**Given records**

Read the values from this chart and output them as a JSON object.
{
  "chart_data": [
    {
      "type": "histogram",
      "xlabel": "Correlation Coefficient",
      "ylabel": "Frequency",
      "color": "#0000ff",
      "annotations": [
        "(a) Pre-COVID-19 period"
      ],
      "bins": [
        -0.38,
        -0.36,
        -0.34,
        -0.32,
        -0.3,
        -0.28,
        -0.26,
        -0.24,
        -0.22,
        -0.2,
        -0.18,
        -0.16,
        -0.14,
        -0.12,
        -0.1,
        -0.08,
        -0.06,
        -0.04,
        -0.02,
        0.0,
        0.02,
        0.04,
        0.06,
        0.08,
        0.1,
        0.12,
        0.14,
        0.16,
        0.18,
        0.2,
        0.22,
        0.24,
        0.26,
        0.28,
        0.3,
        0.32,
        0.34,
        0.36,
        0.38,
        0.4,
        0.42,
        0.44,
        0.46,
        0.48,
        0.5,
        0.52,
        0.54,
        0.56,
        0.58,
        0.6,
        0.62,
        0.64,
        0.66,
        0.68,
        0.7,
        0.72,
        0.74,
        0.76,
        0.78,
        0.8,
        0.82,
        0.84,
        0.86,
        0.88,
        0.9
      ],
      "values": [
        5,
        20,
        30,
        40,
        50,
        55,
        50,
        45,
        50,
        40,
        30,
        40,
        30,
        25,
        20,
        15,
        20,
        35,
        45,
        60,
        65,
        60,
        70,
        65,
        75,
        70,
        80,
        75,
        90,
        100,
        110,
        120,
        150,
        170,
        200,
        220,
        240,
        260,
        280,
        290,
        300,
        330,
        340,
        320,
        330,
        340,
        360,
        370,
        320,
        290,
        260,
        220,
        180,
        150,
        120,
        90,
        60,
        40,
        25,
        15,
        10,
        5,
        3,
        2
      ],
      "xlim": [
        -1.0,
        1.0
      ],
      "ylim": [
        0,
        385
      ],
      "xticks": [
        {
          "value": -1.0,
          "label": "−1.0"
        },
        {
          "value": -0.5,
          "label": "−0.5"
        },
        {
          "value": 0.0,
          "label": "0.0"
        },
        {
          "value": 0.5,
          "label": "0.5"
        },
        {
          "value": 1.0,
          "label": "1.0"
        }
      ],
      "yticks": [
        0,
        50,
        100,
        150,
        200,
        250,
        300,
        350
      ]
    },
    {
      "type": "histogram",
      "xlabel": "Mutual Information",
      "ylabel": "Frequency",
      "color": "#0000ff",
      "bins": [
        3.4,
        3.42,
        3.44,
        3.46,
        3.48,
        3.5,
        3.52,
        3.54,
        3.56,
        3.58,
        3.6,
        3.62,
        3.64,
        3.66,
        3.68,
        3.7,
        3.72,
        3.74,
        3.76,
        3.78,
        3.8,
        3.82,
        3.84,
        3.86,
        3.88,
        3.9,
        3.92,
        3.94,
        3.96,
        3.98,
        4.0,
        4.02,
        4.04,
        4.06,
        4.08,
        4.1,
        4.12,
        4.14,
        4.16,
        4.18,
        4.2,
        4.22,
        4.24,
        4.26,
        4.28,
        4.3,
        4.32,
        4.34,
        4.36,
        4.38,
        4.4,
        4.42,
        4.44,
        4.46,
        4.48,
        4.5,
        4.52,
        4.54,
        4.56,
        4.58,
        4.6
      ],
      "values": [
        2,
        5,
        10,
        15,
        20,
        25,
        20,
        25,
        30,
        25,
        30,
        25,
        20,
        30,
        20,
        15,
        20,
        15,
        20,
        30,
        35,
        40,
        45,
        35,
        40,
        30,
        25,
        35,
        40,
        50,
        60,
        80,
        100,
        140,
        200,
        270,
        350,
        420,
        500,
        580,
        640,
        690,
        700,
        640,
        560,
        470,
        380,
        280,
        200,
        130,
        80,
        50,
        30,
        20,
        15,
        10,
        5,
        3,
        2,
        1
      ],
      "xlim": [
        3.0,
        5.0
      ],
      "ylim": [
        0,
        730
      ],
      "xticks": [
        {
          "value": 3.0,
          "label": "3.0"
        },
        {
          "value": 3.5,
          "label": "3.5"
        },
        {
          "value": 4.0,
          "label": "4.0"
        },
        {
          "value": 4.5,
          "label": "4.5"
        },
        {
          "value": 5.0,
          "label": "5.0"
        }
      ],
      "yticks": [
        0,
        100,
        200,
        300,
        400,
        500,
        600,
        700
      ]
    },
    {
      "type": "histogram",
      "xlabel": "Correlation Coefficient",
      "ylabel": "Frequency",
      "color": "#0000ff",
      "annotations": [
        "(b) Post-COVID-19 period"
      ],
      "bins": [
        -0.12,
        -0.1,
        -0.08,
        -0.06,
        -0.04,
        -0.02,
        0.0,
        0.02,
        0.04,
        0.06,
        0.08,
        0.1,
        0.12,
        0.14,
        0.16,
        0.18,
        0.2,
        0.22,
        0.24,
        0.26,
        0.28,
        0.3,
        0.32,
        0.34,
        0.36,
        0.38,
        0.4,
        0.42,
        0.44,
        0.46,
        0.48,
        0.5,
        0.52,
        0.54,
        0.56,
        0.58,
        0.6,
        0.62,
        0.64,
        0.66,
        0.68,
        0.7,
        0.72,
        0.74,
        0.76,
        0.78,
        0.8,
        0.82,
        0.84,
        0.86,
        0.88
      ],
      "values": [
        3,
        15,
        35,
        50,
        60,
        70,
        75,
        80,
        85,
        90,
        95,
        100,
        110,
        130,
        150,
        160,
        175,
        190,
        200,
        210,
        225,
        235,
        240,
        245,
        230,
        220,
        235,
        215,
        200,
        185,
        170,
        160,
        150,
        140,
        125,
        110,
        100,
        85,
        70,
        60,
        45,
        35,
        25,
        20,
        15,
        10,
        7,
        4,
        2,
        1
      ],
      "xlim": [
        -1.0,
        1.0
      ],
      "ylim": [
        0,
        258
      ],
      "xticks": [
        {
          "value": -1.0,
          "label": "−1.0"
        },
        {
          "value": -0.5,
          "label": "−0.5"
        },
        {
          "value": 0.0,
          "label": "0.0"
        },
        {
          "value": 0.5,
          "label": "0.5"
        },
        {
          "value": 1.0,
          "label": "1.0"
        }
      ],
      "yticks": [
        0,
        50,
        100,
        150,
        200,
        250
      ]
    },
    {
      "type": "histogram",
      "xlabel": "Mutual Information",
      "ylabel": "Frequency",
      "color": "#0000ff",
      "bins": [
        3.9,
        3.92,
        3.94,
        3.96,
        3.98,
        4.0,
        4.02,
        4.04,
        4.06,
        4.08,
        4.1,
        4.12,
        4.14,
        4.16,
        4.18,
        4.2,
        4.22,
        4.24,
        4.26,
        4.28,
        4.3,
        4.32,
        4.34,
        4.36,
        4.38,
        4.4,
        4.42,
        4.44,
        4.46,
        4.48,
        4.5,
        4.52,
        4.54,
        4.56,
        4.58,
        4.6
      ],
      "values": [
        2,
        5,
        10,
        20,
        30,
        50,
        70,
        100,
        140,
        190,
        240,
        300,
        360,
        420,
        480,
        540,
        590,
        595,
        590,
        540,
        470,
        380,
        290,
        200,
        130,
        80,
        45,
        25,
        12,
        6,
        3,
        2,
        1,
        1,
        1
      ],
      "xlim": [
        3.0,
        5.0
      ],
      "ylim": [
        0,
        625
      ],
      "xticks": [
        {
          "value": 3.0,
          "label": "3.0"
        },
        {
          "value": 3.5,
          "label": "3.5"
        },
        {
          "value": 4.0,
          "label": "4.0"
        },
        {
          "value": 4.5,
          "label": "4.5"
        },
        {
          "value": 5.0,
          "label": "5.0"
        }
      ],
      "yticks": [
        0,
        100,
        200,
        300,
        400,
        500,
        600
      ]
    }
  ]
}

**Prompt**
Restate the listing above word for word.

**Written solution**
Read the values from this chart and output them as a JSON object.
{
  "chart_data": [
    {
      "type": "histogram",
      "xlabel": "Correlation Coefficient",
      "ylabel": "Frequency",
      "color": "#0000ff",
      "annotations": [
        "(a) Pre-COVID-19 period"
      ],
      "bins": [
        -0.38,
        -0.36,
        -0.34,
        -0.32,
        -0.3,
        -0.28,
        -0.26,
        -0.24,
        -0.22,
        -0.2,
        -0.18,
        -0.16,
        -0.14,
        -0.12,
        -0.1,
        -0.08,
        -0.06,
        -0.04,
        -0.02,
        0.0,
        0.02,
        0.04,
        0.06,
        0.08,
        0.1,
        0.12,
        0.14,
        0.16,
        0.18,
        0.2,
        0.22,
        0.24,
        0.26,
        0.28,
        0.3,
        0.32,
        0.34,
        0.36,
        0.38,
        0.4,
        0.42,
        0.44,
        0.46,
        0.48,
        0.5,
        0.52,
        0.54,
        0.56,
        0.58,
        0.6,
        0.62,
        0.64,
        0.66,
        0.68,
        0.7,
        0.72,
        0.74,
        0.76,
        0.78,
        0.8,
        0.82,
        0.84,
        0.86,
        0.88,
        0.9
      ],
      "values": [
        5,
        20,
        30,
        40,
        50,
        55,
        50,
        45,
        50,
        40,
        30,
        40,
        30,
        25,
        20,
        15,
        20,
        35,
        45,
        60,
        65,
        60,
        70,
        65,
        75,
        70,
        80,
        75,
        90,
        100,
        110,
        120,
        150,
        170,
        200,
        220,
        240,
        260,
        280,
        290,
        300,
        330,
        340,
        320,
        330,
        340,
        360,
        370,
        320,
        290,
        260,
        220,
        180,
        150,
        120,
        90,
        60,
        40,
        25,
        15,
        10,
        5,
        3,
        2
      ],
      "xlim": [
        -1.0,
        1.0
      ],
      "ylim": [
        0,
        385
      ],
      "xticks": [
        {
          "value": -1.0,
          "label": "−1.0"
        },
        {
          "value": -0.5,
          "label": "−0.5"
        },
        {
          "value": 0.0,
          "label": "0.0"
        },
        {
          "value": 0.5,
          "label": "0.5"
        },
        {
          "value": 1.0,
          "label": "1.0"
        }
      ],
      "yticks": [
        0,
        50,
        100,
        150,
        200,
        250,
        300,
        350
      ]
    },
    {
      "type": "histogram",
      "xlabel": "Mutual Information",
      "ylabel": "Frequency",
      "color": "#0000ff",
      "bins": [
        3.4,
        3.42,
        3.44,
        3.46,
        3.48,
        3.5,
        3.52,
        3.54,
        3.56,
        3.58,
        3.6,
        3.62,
        3.64,
        3.66,
        3.68,
        3.7,
        3.72,
        3.74,
        3.76,
        3.78,
        3.8,
        3.82,
        3.84,
        3.86,
        3.88,
        3.9,
        3.92,
        3.94,
        3.96,
        3.98,
        4.0,
        4.02,
        4.04,
        4.06,
        4.08,
        4.1,
        4.12,
        4.14,
        4.16,
        4.18,
        4.2,
        4.22,
        4.24,
        4.26,
        4.28,
        4.3,
        4.32,
        4.34,
        4.36,
        4.38,
        4.4,
        4.42,
        4.44,
        4.46,
        4.48,
        4.5,
        4.52,
        4.54,
        4.56,
        4.58,
        4.6
      ],
      "values": [
        2,
        5,
        10,
        15,
        20,
        25,
        20,
        25,
        30,
        25,
        30,
        25,
        20,
        30,
        20,
        15,
        20,
        15,
        20,
        30,
        35,
        40,
        45,
        35,
        40,
        30,
        25,
        35,
        40,
        50,
        60,
        80,
        100,
        140,
        200,
        270,
        350,
        420,
        500,
        580,
        640,
        690,
        700,
        640,
        560,
        470,
        380,
        280,
        200,
        130,
        80,
        50,
        30,
        20,
        15,
        10,
        5,
        3,
        2,
        1
      ],
      "xlim": [
        3.0,
        5.0
      ],
      "ylim": [
        0,
        730
      ],
      "xticks": [
        {
          "value": 3.0,
          "label": "3.0"
        },
        {
          "value": 3.5,
          "label": "3.5"
        },
        {
          "value": 4.0,
          "label": "4.0"
        },
        {
          "value": 4.5,
          "label": "4.5"
        },
        {
          "value": 5.0,
          "label": "5.0"
        }
      ],
      "yticks": [
        0,
        100,
        200,
        300,
        400,
        500,
        600,
        700
      ]
    },
    {
      "type": "histogram",
      "xlabel": "Correlation Coefficient",
      "ylabel": "Frequency",
      "color": "#0000ff",
      "annotations": [
        "(b) Post-COVID-19 period"
      ],
      "bins": [
        -0.12,
        -0.1,
        -0.08,
        -0.06,
        -0.04,
        -0.02,
        0.0,
        0.02,
        0.04,
        0.06,
        0.08,
        0.1,
        0.12,
        0.14,
        0.16,
        0.18,
        0.2,
        0.22,
        0.24,
        0.26,
        0.28,
        0.3,
        0.32,
        0.34,
        0.36,
        0.38,
        0.4,
        0.42,
        0.44,
        0.46,
        0.48,
        0.5,
        0.52,
        0.54,
        0.56,
        0.58,
        0.6,
        0.62,
        0.64,
        0.66,
        0.68,
        0.7,
        0.72,
        0.74,
        0.76,
        0.78,
        0.8,
        0.82,
        0.84,
        0.86,
        0.88
      ],
      "values": [
        3,
        15,
        35,
        50,
        60,
        70,
        75,
        80,
        85,
        90,
        95,
        100,
        110,
        130,
        150,
        160,
        175,
        190,
        200,
        210,
        225,
        235,
        240,
        245,
        230,
        220,
        235,
        215,
        200,
        185,
        170,
        160,
        150,
        140,
        125,
        110,
        100,
        85,
        70,
        60,
        45,
        35,
        25,
        20,
        15,
        10,
        7,
        4,
        2,
        1
      ],
      "xlim": [
        -1.0,
        1.0
      ],
      "ylim": [
        0,
        258
      ],
      "xticks": [
        {
          "value": -1.0,
          "label": "−1.0"
        },
        {
          "value": -0.5,
          "label": "−0.5"
        },
        {
          "value": 0.0,
          "label": "0.0"
        },
        {
          "value": 0.5,
          "label": "0.5"
        },
        {
          "value": 1.0,
          "label": "1.0"
        }
      ],
      "yticks": [
        0,
        50,
        100,
        150,
        200,
        250
      ]
    },
    {
      "type": "histogram",
      "xlabel": "Mutual Information",
      "ylabel": "Frequency",
      "color": "#0000ff",
      "bins": [
        3.9,
        3.92,
        3.94,
        3.96,
        3.98,
        4.0,
        4.02,
        4.04,
        4.06,
        4.08,
        4.1,
        4.12,
        4.14,
        4.16,
        4.18,
        4.2,
        4.22,
        4.24,
        4.26,
        4.28,
        4.3,
        4.32,
        4.34,
        4.36,
        4.38,
        4.4,
        4.42,
        4.44,
        4.46,
        4.48,
        4.5,
        4.52,
        4.54,
        4.56,
        4.58,
        4.6
      ],
      "values": [
        2,
        5,
        10,
        20,
        30,
        50,
        70,
        100,
        140,
        190,
        240,
        300,
        360,
        420,
        480,
        540,
        590,
        595,
        590,
        540,
        470,
        380,
        290,
        200,
        130,
        80,
        45,
        25,
        12,
        6,
        3,
        2,
        1,
        1,
        1
      ],
      "xlim": [
        3.0,
        5.0
      ],
      "ylim": [
        0,
        625
      ],
      "xticks": [
        {
          "value": 3.0,
          "label": "3.0"
        },
        {
          "value": 3.5,
          "label": "3.5"
        },
        {
          "value": 4.0,
          "label": "4.0"
        },
        {
          "value": 4.5,
          "label": "4.5"
        },
        {
          "value": 5.0,
          "label": "5.0"
        }
      ],
      "yticks": [
        0,
        100,
        200,
        300,
        400,
        500,
        600
      ]
    }
  ]
}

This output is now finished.